Problem statement:
Extract every line that contains the string "title".
* Start *
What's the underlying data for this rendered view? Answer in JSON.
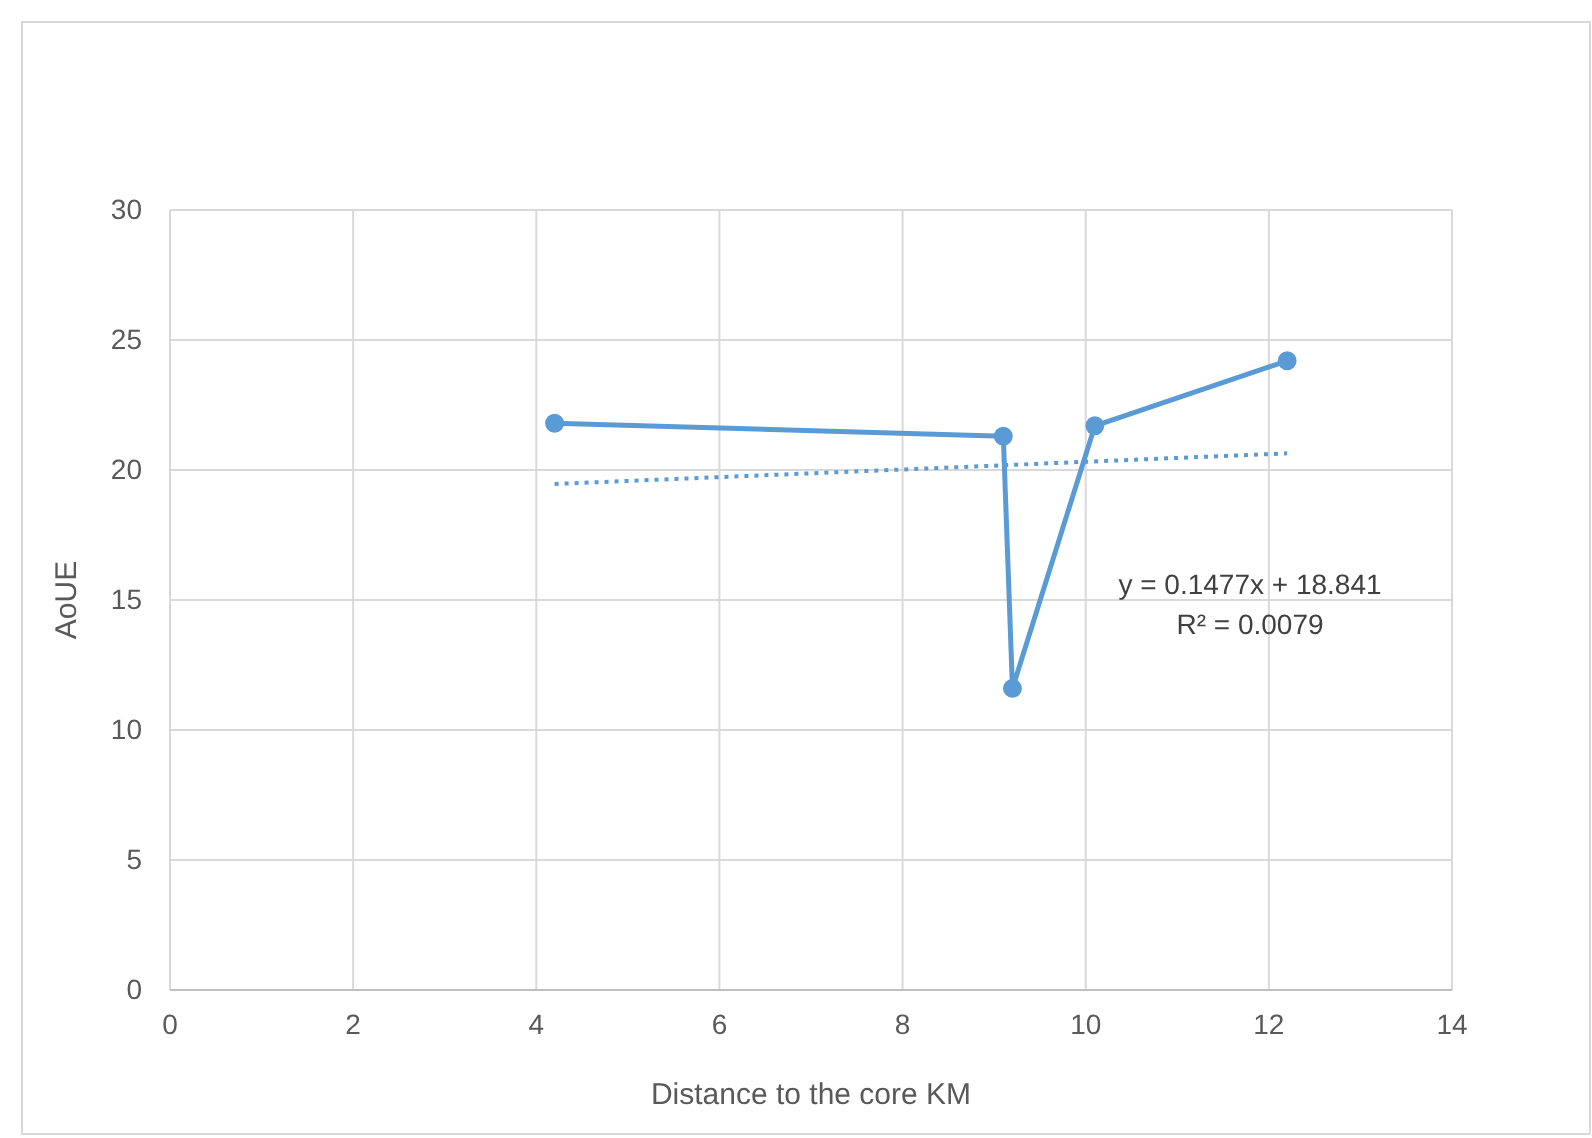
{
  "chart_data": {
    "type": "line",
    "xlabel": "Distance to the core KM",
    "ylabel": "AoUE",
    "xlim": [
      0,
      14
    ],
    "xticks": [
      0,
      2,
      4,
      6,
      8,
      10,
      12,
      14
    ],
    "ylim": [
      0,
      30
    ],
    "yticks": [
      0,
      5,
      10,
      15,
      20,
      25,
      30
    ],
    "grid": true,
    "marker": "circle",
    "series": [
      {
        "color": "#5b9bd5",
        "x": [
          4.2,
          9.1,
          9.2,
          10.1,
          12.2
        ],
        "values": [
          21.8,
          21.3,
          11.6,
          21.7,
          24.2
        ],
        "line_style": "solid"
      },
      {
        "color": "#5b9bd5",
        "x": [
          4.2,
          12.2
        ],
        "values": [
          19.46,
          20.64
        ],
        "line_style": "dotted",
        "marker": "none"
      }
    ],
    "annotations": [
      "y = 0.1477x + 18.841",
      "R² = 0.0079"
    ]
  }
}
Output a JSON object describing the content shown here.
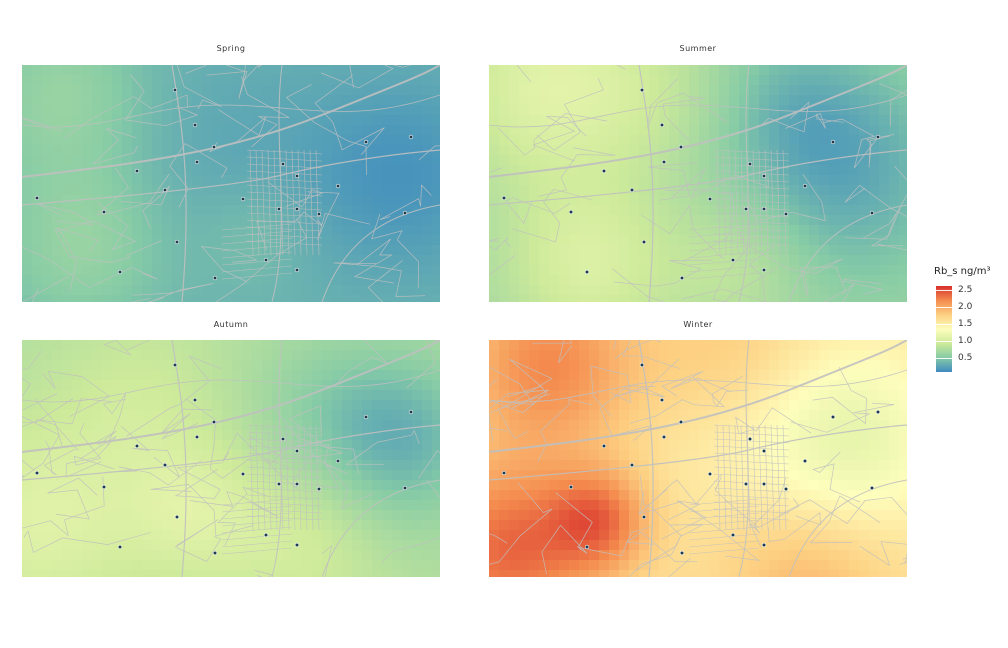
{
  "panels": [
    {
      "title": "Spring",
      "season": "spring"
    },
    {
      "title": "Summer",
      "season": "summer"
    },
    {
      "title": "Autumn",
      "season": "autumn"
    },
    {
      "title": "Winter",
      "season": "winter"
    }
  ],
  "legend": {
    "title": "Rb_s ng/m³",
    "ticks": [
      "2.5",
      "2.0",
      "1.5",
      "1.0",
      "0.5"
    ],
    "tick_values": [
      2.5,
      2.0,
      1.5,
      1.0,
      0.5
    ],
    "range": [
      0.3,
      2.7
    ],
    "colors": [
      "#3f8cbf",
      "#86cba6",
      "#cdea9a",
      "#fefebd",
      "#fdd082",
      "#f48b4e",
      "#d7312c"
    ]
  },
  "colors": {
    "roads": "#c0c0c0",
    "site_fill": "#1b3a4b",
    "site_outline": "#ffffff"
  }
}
* End *
Output:
      "title": "Spring",
      "title": "Summer",
      "title": "Autumn",
      "title": "Winter",
    "title": "Rb_s ng/m³",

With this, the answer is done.